Input records:
......

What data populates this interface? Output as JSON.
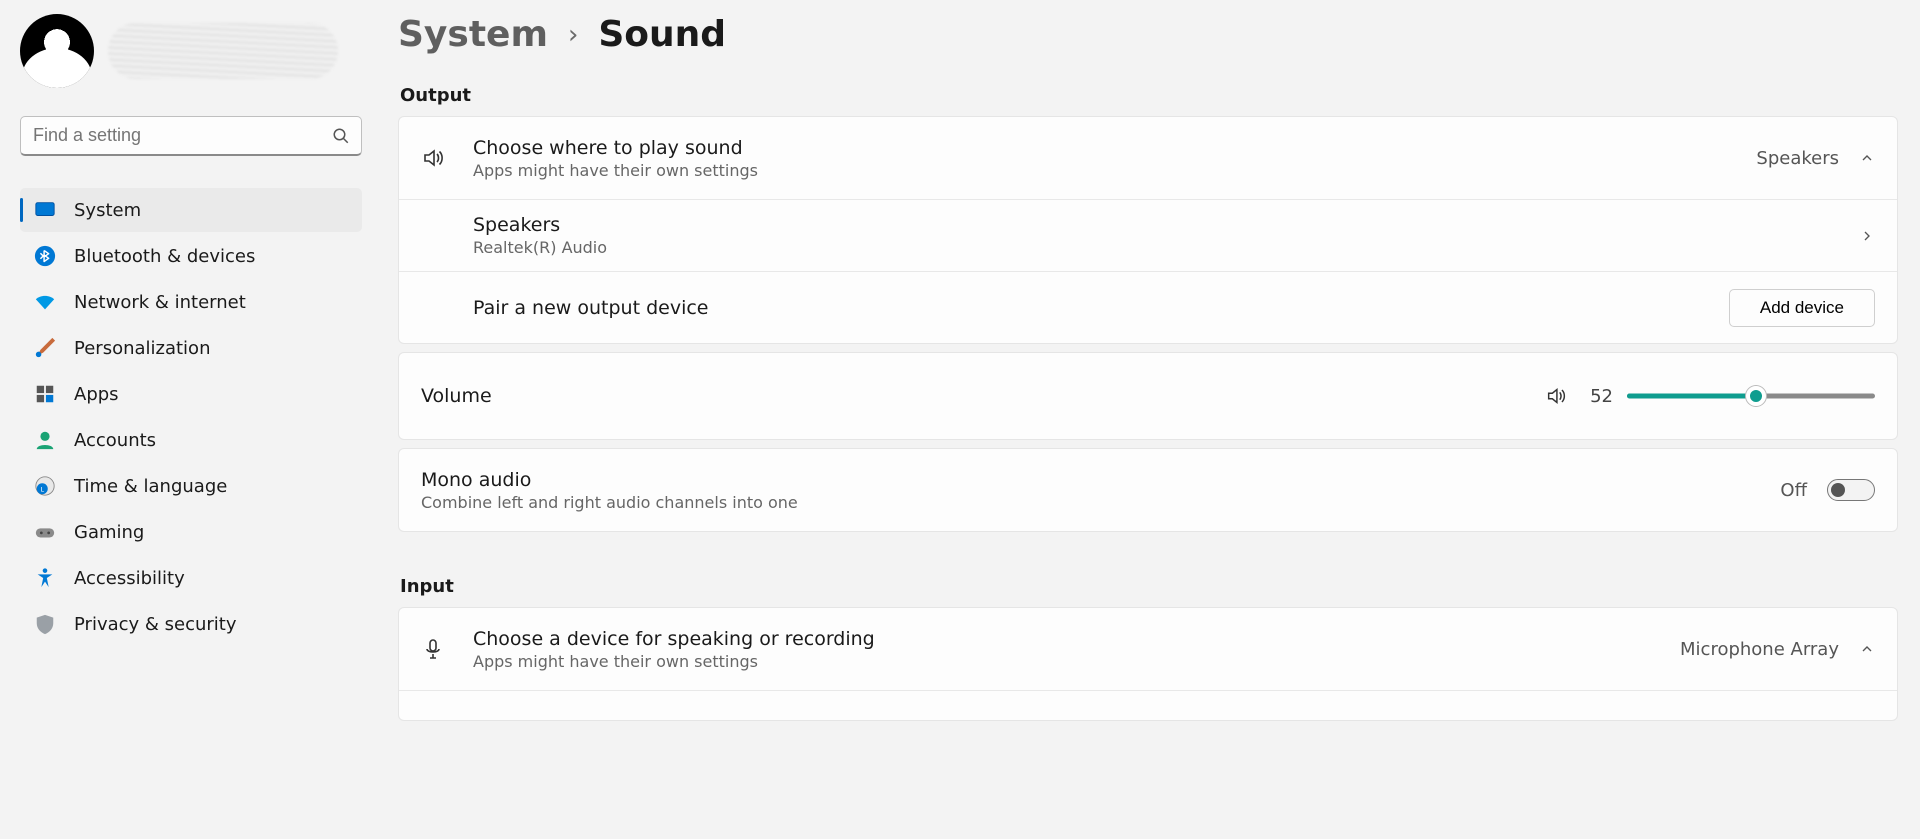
{
  "search": {
    "placeholder": "Find a setting"
  },
  "nav": {
    "items": [
      {
        "label": "System"
      },
      {
        "label": "Bluetooth & devices"
      },
      {
        "label": "Network & internet"
      },
      {
        "label": "Personalization"
      },
      {
        "label": "Apps"
      },
      {
        "label": "Accounts"
      },
      {
        "label": "Time & language"
      },
      {
        "label": "Gaming"
      },
      {
        "label": "Accessibility"
      },
      {
        "label": "Privacy & security"
      }
    ]
  },
  "breadcrumb": {
    "parent": "System",
    "current": "Sound"
  },
  "output": {
    "section": "Output",
    "choose": {
      "title": "Choose where to play sound",
      "sub": "Apps might have their own settings",
      "value": "Speakers"
    },
    "device": {
      "title": "Speakers",
      "sub": "Realtek(R) Audio"
    },
    "pair": {
      "title": "Pair a new output device",
      "button": "Add device"
    },
    "volume": {
      "title": "Volume",
      "value": "52",
      "percent": 52
    },
    "mono": {
      "title": "Mono audio",
      "sub": "Combine left and right audio channels into one",
      "state": "Off"
    }
  },
  "input": {
    "section": "Input",
    "choose": {
      "title": "Choose a device for speaking or recording",
      "sub": "Apps might have their own settings",
      "value": "Microphone Array"
    }
  }
}
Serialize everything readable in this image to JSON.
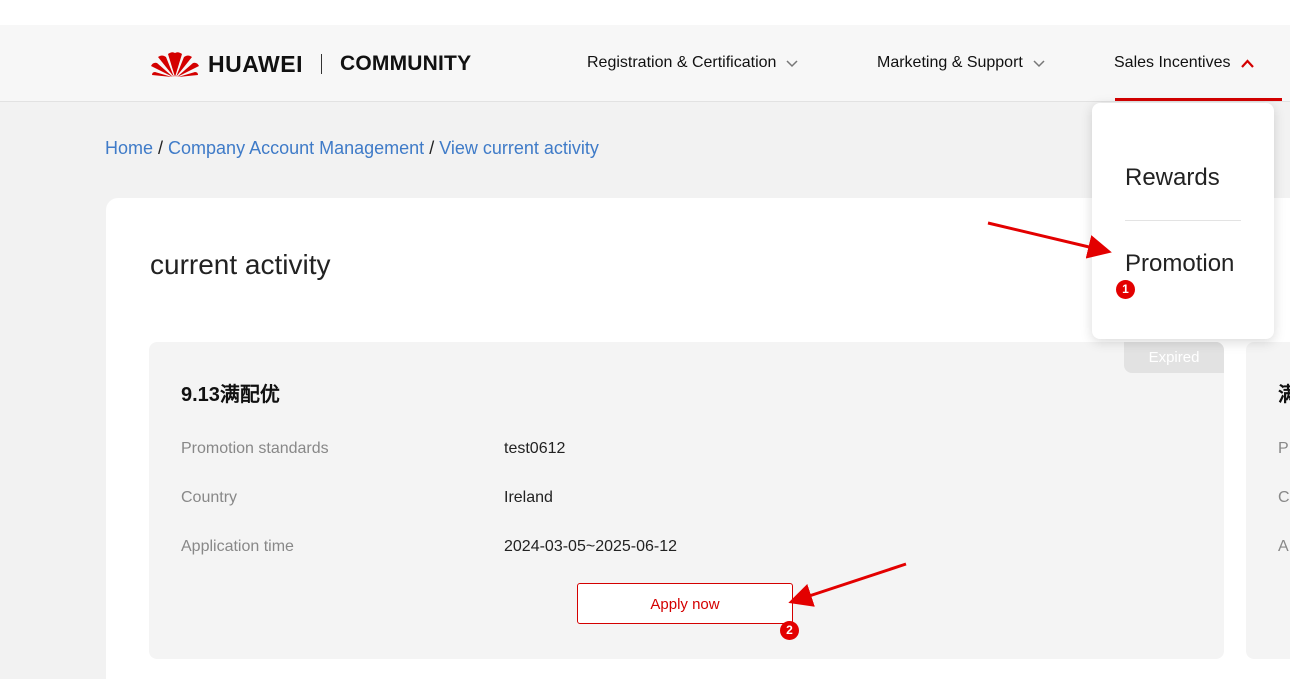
{
  "header": {
    "brand": "HUAWEI",
    "community": "COMMUNITY",
    "nav": [
      {
        "label": "Registration & Certification",
        "chevron": "chevron-down-icon"
      },
      {
        "label": "Marketing & Support",
        "chevron": "chevron-down-icon"
      },
      {
        "label": "Sales Incentives",
        "chevron": "chevron-up-icon",
        "active": true
      }
    ],
    "accent_color": "#d40000"
  },
  "breadcrumb": {
    "items": [
      "Home",
      "Company Account Management",
      "View current activity"
    ],
    "separator": "/"
  },
  "page_title": "current activity",
  "dropdown": {
    "items": [
      "Rewards",
      "Promotion"
    ]
  },
  "activity": {
    "status": "Expired",
    "title": "9.13满配优",
    "rows": [
      {
        "label": "Promotion standards",
        "value": "test0612"
      },
      {
        "label": "Country",
        "value": "Ireland"
      },
      {
        "label": "Application time",
        "value": "2024-03-05~2025-06-12"
      }
    ],
    "apply_label": "Apply now"
  },
  "next_activity": {
    "title_partial": "满",
    "row_initials": [
      "P",
      "C",
      "A"
    ]
  },
  "annotations": {
    "marker1": "1",
    "marker2": "2",
    "color": "#e30000"
  }
}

......

What is the number of lines in the listing that contain the string "current"? Reply with that number alone.

Task answer: 3